§ **Excerpt**
= Beginning of Section =
Two data charts were created to record the data for the temperature and cofactor results. The charts show the absorbance rate for each cuvette for the initial readings and the readings after ten minutes.The blank cuvettes, in each procedure allow us to calibrate the spectrophotometer. When the spectrophotometer is calibrated with the blanks, we are subtracting the amount of absorbance that occurs when only H2O is present in the cuvette. This allows us to measure the amount of enzymatic activity indicated by absorbance as we control absorbance that is not due to enzymatic activity.
The cuvette that had catechol and the enzyme and was placed in the 60 degree bathshows the greatest absorbance. The higher temperature a cuvette was kept, the more enzymatic activity it displayed through absorbance. Cuvettes containing both catechol and the enzyme solution showed a increase in enzymatic activity as indicated by absorbance.
In the cofactor procedure, the cuvette containing PTU showed the smallest amount of increase between measurements.The cuvette containing EDTA appeared to have inhibited the enzyme reaction, but not as the PTU.
The hypothesis that the cuvette with both the catechol and enzyme solution that was placed in the 37 degree bath would result in the greatest amount of enzymatic activity was not supported, because the cuvette that contained both solutions and was placed in the 60 degree bath showed the greatest amount of enzymatic activity.
The hypothesis that magnesium and calcium are the necessary cofactors for catecholase was not supported, because the cuvette that contained PTU inhibited enzymatic activity much more than EDTA.
Although the hypothesis that the 37 degree bath would result in the most enzymatic activity was not supported, the fact that the cuvettes containing both catechol and the enzyme solution showed a greater increase in enzymatic activity as indicated by absorbance is consistent with the premise that the enzyme acts as a catalyst for the oxidation reaction. We thought that the 60 degree bath would denature the enzyme in the enzyme solution, but it did not.
= End of Section =
§ **To do**
In the enzyme lab excerpt above, which cuvette in the temperature procedure showed the greatest absorbance?

§ **Data for review**
= Beginning of Section =
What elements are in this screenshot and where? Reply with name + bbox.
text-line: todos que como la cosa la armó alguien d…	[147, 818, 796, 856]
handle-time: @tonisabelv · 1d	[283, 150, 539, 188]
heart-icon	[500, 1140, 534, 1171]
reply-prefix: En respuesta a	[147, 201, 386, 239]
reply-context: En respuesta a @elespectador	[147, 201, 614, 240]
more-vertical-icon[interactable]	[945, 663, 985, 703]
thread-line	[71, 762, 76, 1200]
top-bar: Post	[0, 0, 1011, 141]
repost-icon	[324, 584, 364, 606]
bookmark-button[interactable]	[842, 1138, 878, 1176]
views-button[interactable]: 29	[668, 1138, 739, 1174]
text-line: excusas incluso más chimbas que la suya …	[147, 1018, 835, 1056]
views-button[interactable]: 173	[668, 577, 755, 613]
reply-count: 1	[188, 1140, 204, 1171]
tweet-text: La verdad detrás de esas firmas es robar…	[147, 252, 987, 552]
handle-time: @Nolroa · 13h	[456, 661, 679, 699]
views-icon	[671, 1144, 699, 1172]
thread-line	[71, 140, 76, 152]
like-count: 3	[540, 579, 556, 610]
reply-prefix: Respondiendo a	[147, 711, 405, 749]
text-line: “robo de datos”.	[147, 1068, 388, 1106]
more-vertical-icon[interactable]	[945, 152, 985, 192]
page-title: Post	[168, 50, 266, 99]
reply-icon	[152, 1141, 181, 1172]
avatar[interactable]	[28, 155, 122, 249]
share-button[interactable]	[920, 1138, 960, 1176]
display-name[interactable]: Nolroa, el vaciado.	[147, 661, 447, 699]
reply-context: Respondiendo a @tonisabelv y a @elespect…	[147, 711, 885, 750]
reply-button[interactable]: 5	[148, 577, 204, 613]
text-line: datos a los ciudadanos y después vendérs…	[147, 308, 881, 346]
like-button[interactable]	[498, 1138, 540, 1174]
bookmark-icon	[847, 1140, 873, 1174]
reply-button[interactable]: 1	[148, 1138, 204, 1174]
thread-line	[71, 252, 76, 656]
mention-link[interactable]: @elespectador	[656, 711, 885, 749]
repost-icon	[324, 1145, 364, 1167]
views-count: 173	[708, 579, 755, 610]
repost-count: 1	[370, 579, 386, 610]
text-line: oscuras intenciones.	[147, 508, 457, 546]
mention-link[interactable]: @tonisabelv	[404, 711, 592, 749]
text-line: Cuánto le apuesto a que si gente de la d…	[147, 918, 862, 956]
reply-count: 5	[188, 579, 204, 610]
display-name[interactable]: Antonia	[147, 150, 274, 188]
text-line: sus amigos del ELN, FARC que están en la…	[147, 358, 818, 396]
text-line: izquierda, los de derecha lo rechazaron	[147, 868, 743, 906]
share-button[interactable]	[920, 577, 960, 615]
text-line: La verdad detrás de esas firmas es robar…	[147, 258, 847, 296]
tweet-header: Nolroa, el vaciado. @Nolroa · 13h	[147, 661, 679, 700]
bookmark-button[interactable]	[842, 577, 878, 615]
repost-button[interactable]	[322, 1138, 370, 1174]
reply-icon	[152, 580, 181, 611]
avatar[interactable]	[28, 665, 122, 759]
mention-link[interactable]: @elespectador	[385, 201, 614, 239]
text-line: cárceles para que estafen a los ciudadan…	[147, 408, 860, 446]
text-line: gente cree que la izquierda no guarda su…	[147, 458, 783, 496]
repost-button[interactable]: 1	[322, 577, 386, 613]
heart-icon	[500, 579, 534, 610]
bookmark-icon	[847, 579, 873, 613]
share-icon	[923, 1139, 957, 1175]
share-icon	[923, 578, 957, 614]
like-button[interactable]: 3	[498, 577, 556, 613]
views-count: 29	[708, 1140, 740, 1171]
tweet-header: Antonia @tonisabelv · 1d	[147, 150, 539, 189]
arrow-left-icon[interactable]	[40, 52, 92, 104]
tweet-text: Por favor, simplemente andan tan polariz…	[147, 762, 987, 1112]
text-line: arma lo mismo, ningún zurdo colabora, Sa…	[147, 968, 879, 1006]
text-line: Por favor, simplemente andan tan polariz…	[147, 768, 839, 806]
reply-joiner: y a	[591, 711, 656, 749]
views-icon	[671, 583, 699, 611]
= End of Section =
§ **Reply to the task**
The cuvette that had catechol and the enzyme and was placed in the 60 degree bath.